_AIM_. Extract every line that includes the string "highlight".

--- start ---

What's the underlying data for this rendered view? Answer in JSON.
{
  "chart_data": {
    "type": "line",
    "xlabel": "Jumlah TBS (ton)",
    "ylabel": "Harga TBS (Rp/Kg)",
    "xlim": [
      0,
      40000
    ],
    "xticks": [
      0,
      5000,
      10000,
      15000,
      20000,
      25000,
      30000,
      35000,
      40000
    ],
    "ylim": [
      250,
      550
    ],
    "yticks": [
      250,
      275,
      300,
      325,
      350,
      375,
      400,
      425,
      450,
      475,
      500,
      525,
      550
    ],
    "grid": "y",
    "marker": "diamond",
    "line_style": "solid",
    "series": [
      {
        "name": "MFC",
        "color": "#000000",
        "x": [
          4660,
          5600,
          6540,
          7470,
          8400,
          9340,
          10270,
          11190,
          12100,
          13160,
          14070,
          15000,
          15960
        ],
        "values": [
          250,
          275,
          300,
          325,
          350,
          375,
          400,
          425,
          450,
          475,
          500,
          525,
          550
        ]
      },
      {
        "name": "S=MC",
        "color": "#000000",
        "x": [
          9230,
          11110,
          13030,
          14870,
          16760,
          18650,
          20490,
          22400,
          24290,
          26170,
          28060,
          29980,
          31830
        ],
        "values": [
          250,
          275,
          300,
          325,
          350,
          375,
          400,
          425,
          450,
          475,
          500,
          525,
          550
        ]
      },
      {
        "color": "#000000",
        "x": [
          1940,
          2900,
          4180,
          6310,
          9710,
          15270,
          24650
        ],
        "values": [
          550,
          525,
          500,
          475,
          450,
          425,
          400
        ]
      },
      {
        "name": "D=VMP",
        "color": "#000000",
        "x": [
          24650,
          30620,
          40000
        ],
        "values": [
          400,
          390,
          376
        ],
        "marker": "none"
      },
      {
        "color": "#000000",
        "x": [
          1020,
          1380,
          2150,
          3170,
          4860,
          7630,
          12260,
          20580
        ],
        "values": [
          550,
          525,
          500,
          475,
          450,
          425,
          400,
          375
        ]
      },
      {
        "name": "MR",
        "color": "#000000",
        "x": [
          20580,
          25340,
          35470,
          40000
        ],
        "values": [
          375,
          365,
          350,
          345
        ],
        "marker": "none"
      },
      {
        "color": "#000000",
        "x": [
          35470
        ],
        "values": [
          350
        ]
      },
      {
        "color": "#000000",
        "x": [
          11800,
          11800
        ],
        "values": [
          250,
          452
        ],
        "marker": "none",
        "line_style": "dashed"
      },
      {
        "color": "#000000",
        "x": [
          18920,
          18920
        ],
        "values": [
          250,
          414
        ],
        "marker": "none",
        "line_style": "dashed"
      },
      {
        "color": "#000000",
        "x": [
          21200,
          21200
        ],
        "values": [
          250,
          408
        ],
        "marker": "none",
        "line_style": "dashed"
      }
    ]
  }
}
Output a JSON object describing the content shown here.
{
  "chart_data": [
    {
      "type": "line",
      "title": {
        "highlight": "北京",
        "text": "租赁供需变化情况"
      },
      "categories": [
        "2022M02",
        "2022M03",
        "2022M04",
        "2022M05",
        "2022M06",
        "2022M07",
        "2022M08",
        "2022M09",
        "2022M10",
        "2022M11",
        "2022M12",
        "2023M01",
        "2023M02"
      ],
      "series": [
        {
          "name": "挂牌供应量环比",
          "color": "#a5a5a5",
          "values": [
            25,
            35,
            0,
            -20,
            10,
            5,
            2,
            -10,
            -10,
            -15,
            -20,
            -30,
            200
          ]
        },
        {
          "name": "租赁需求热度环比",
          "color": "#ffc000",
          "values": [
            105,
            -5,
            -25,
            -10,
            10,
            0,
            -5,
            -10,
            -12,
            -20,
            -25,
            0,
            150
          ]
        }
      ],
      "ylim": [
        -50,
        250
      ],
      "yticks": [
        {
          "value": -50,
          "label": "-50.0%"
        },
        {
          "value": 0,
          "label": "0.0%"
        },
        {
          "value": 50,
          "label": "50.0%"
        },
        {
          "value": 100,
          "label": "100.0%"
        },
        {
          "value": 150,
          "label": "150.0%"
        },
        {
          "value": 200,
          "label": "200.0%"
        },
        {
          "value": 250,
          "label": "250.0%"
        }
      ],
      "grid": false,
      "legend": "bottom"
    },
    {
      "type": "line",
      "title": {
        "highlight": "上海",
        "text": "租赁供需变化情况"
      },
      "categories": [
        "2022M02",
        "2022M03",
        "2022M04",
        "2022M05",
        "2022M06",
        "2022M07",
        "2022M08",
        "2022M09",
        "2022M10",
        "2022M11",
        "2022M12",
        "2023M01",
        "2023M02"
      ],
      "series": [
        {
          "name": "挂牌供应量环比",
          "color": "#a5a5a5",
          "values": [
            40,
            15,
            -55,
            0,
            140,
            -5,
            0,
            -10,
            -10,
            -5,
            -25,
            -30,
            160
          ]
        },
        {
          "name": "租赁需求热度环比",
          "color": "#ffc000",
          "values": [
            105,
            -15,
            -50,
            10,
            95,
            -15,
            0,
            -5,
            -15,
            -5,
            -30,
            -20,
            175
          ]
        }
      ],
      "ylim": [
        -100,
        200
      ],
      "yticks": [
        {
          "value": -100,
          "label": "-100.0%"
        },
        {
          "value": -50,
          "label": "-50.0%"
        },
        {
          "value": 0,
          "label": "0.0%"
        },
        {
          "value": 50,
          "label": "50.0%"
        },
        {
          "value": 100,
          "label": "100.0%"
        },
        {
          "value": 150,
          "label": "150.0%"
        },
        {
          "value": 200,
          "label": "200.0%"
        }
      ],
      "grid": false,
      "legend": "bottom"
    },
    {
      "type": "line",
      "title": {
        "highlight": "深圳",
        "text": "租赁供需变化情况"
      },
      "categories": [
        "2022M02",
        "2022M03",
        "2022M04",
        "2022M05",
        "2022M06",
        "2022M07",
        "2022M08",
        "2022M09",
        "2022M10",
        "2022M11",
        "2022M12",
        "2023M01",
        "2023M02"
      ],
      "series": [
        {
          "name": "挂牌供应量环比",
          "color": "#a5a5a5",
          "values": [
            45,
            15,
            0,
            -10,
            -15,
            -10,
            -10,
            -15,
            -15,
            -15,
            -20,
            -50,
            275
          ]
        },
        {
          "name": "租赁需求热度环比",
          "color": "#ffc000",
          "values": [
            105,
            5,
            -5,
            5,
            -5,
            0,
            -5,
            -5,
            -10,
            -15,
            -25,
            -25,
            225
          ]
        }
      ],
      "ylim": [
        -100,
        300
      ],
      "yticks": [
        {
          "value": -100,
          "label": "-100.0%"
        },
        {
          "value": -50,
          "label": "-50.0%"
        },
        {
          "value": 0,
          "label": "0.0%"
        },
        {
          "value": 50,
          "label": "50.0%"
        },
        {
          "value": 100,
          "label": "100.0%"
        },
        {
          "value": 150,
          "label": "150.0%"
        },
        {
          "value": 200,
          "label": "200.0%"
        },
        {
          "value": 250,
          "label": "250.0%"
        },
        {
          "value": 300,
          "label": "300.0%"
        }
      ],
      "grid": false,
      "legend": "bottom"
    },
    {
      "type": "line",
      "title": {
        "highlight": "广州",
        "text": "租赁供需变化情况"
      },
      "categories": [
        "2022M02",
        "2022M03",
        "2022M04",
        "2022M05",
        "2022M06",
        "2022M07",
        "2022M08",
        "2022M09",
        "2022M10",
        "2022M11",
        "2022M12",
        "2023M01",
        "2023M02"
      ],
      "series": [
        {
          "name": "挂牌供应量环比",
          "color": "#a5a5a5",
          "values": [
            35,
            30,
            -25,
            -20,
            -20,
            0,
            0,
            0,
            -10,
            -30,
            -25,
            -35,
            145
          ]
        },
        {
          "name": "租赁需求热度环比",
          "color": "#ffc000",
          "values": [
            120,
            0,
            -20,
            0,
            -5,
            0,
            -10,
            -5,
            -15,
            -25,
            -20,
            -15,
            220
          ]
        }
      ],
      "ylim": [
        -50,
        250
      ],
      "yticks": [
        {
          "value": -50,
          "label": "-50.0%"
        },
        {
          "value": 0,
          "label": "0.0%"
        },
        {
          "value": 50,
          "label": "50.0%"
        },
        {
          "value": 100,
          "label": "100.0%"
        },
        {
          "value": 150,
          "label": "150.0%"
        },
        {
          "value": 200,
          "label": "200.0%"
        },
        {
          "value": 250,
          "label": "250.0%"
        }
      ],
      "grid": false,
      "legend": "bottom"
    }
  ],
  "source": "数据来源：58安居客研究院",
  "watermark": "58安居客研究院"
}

--- end ---

_IN RESPONSE_.
        "highlight": "北京",
        "highlight": "上海",
        "highlight": "深圳",
        "highlight": "广州",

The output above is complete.